→ Exercise task:
Transcribe the comment thread about the movie word for word, from "posted by Jessica" to "pitchforks and torches.".

→ Passage given:
Frikkin' awesome movie.
posted by Jessica Savitch's Coke Spoon at 1:20 PM on June 15


I love this movie but a few years back I saw it for the first time in a while and Miette's weird bond with One hit a little differently now than it did back in 1995. Like, it doesn't play like a father/daughter relationship at all. They're flirtatious! ("Getting attached?") One is such a dumb, innocent soul, and Miette seems so shrewd and sophisticated for her age, so you never get the feeling that he's a danger to her. If anything she seems like the grown-up of the pair, and I think their attraction is meant to be just one more surreal element in a movie that is wall-to-wall weird. But still! There is a totally inappropriate quasi-romance at the heart of this story, and I'm kind of amazed that Twitter hasn't come for it yet with pitchforks and torches.

FYI: There was actually a City of Lost Children video game (slyt). The graphics were stunning for the PS1 era and still have their own quirky charm. It's full of soundbites that will burrow into your head and never leave. To this day me and my girlfriend will say "I cawn't manage it" in a sad little English accent whenever one of us fails to open a jar or something.
posted by Ursula Hitler at 8:55 PM on June 15


Radiateur.
posted by infinitewindow at 1:01 AM on June 16 [3 favorites]


oh yes, this is an amazing movie
posted by 5_13_23_42_69_666 at 3:02 AM on June 16


This movie is great. It’s its own thing, of course, but it is almost like what you would get if you asked a video generating version of Dall-e to cross David Lynch and Wes Anderson. (With some Terry Gilliam and Tim Burton vibes thrown in.)
posted by snofoam at 10:22 AM on June 16


Incidentally, Perlman said that filming this was a lonely experience for him because he doesn't speak French, and learned all his lines phonetically.
posted by johnofjack at 7:36 AM on June 18


I haven't seen this in 20 years but teenage film nerd me loved this movie. The visuals and tone go well together with Brazil and thinking about it I really miss movies with weird sprawling set pieces filled with campy and still very human characters.

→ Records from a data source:

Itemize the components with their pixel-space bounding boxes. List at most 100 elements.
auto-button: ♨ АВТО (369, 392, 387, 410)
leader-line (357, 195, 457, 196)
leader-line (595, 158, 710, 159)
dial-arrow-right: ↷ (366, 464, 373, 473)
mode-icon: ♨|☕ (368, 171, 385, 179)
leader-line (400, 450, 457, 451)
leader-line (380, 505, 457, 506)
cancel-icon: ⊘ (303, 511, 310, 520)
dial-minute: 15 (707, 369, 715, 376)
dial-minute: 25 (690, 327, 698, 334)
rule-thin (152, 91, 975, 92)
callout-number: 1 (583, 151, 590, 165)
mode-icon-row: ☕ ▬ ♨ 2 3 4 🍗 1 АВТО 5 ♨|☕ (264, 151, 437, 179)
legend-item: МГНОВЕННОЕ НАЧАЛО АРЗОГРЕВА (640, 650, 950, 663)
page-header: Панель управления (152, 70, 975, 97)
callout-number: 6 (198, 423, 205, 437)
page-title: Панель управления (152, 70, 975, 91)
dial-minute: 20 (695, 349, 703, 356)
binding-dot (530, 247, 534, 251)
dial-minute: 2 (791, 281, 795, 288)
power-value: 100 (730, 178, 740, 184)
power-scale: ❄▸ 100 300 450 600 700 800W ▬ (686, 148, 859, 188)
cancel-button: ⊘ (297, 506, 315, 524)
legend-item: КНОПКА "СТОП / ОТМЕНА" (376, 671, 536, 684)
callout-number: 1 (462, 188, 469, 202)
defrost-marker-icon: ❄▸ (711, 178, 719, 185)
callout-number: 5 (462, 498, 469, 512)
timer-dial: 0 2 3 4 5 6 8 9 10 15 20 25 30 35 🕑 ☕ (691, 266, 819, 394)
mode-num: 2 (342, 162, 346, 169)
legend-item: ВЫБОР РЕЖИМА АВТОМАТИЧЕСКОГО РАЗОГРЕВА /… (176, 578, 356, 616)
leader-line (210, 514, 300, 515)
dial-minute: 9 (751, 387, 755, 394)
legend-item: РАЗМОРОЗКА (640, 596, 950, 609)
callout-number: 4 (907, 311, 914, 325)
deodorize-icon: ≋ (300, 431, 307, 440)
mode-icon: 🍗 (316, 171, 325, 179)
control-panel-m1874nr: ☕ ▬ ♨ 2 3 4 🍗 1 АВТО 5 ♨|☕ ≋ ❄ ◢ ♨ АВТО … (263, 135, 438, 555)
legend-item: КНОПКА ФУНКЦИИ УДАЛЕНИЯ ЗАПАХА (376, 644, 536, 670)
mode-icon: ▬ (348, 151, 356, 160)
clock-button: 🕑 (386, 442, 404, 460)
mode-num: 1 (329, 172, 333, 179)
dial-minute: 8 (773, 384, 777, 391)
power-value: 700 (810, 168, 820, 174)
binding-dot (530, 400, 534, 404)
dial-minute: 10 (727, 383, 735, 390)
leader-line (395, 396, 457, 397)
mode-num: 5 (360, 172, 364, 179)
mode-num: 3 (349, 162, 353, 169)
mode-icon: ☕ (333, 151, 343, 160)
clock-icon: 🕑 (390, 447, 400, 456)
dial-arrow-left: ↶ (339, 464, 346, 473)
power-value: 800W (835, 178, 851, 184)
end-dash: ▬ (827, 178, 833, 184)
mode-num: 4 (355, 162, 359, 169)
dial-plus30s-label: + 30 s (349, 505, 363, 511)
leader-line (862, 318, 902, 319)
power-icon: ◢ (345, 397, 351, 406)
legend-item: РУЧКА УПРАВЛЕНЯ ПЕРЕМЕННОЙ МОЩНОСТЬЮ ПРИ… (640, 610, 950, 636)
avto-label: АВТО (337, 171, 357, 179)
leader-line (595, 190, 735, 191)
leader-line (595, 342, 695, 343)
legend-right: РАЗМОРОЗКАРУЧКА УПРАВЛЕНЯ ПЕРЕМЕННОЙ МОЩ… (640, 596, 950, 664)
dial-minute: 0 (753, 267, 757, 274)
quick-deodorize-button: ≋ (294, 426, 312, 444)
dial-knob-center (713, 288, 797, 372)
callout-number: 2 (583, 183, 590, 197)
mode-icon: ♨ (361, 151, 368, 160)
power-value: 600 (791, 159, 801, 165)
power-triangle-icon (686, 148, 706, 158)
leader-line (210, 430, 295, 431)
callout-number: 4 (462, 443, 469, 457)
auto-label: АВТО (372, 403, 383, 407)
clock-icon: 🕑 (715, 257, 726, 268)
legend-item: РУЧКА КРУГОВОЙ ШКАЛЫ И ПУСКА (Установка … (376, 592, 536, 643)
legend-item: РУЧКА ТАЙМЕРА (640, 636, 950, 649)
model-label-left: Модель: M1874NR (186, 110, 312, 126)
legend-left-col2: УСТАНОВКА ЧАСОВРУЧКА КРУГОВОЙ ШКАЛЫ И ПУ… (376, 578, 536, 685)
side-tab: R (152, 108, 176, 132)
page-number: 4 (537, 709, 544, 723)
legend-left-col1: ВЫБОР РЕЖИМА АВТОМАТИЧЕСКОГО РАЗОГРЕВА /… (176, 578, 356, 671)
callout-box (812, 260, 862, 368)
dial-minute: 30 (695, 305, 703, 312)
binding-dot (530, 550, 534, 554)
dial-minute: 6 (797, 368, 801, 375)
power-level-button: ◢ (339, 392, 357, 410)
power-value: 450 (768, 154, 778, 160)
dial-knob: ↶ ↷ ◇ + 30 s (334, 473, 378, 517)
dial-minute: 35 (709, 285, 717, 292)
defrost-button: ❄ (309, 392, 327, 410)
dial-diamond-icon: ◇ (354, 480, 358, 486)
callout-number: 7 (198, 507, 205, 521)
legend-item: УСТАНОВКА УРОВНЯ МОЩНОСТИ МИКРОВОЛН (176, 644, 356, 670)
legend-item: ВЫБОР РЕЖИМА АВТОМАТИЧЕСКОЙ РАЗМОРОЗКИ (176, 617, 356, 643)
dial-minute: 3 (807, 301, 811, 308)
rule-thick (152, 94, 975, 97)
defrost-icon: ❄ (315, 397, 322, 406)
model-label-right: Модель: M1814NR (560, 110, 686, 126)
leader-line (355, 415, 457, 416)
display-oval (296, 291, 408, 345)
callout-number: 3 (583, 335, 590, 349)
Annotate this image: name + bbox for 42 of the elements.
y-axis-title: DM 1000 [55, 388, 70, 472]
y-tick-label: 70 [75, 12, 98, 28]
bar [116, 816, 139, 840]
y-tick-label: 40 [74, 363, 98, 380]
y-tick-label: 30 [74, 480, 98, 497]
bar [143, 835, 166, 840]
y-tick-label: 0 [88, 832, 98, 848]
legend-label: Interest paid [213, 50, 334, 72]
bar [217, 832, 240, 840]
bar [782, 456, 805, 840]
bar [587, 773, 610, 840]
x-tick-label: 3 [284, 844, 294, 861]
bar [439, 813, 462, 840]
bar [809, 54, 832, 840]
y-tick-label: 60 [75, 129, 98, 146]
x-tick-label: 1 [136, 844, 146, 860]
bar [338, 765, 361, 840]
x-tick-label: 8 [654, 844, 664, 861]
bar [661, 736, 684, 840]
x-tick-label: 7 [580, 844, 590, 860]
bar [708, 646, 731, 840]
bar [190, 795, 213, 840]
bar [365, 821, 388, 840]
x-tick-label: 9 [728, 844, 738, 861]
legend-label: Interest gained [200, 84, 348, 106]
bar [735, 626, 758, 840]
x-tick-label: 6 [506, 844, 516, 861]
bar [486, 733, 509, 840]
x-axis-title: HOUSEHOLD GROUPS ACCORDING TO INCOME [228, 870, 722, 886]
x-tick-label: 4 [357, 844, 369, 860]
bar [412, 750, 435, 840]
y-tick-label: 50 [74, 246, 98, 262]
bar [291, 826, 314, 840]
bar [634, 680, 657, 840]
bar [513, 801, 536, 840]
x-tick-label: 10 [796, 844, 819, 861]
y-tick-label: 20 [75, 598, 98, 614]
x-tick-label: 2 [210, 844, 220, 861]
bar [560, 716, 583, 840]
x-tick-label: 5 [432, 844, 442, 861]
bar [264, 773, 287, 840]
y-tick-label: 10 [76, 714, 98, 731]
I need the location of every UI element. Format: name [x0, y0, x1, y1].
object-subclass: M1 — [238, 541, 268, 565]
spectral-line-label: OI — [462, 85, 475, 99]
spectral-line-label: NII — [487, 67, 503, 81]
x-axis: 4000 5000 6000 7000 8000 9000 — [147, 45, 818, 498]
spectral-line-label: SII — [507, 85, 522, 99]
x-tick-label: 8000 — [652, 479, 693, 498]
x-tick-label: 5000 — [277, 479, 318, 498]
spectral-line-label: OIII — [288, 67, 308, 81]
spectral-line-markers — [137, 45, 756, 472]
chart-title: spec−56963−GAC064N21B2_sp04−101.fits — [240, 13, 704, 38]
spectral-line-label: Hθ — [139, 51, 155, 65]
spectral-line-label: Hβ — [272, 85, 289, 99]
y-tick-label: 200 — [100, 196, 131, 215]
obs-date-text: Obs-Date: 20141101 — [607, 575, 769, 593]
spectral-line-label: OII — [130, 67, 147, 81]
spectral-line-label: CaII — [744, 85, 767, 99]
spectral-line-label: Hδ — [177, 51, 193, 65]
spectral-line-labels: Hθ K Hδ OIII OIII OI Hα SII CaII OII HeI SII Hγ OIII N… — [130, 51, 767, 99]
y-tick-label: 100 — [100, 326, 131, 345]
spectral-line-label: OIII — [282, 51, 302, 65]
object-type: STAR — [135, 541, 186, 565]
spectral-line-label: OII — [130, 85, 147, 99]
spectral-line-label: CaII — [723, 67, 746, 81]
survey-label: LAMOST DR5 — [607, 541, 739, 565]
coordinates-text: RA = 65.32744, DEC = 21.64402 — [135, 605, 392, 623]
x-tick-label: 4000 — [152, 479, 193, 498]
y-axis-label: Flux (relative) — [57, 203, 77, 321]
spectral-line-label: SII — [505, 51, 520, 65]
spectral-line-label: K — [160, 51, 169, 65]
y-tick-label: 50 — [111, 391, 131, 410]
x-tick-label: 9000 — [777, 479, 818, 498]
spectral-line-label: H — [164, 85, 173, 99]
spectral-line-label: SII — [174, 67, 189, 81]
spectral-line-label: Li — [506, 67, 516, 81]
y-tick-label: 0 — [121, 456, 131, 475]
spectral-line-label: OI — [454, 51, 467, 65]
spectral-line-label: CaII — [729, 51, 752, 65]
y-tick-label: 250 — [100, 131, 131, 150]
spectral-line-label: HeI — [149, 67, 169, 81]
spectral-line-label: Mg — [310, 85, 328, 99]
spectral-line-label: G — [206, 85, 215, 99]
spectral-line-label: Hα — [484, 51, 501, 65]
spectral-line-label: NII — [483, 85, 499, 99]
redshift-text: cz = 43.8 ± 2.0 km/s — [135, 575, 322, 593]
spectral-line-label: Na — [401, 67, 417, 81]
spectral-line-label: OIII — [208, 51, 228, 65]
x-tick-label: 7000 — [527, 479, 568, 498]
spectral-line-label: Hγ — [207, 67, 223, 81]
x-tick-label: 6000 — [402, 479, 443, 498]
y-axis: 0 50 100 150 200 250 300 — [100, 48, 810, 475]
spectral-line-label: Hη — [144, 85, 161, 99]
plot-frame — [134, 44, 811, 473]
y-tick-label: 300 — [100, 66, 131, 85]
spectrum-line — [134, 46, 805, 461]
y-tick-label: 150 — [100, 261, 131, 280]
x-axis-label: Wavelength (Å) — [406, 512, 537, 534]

→ Task response:
posted by Jessica Savitch's Coke Spoon at 1:20 PM on June 15


I love this movie but a few years back I saw it for the first time in a while and Miette's weird bond with One hit a little differently now than it did back in 1995. Like, it doesn't play like a father/daughter relationship at all. They're flirtatious! ("Getting attached?") One is such a dumb, innocent soul, and Miette seems so shrewd and sophisticated for her age, so you never get the feeling that he's a danger to her. If anything she seems like the grown-up of the pair, and I think their attraction is meant to be just one more surreal element in a movie that is wall-to-wall weird. But still! There is a totally inappropriate quasi-romance at the heart of this story, and I'm kind of amazed that Twitter hasn't come for it yet with pitchforks and torches.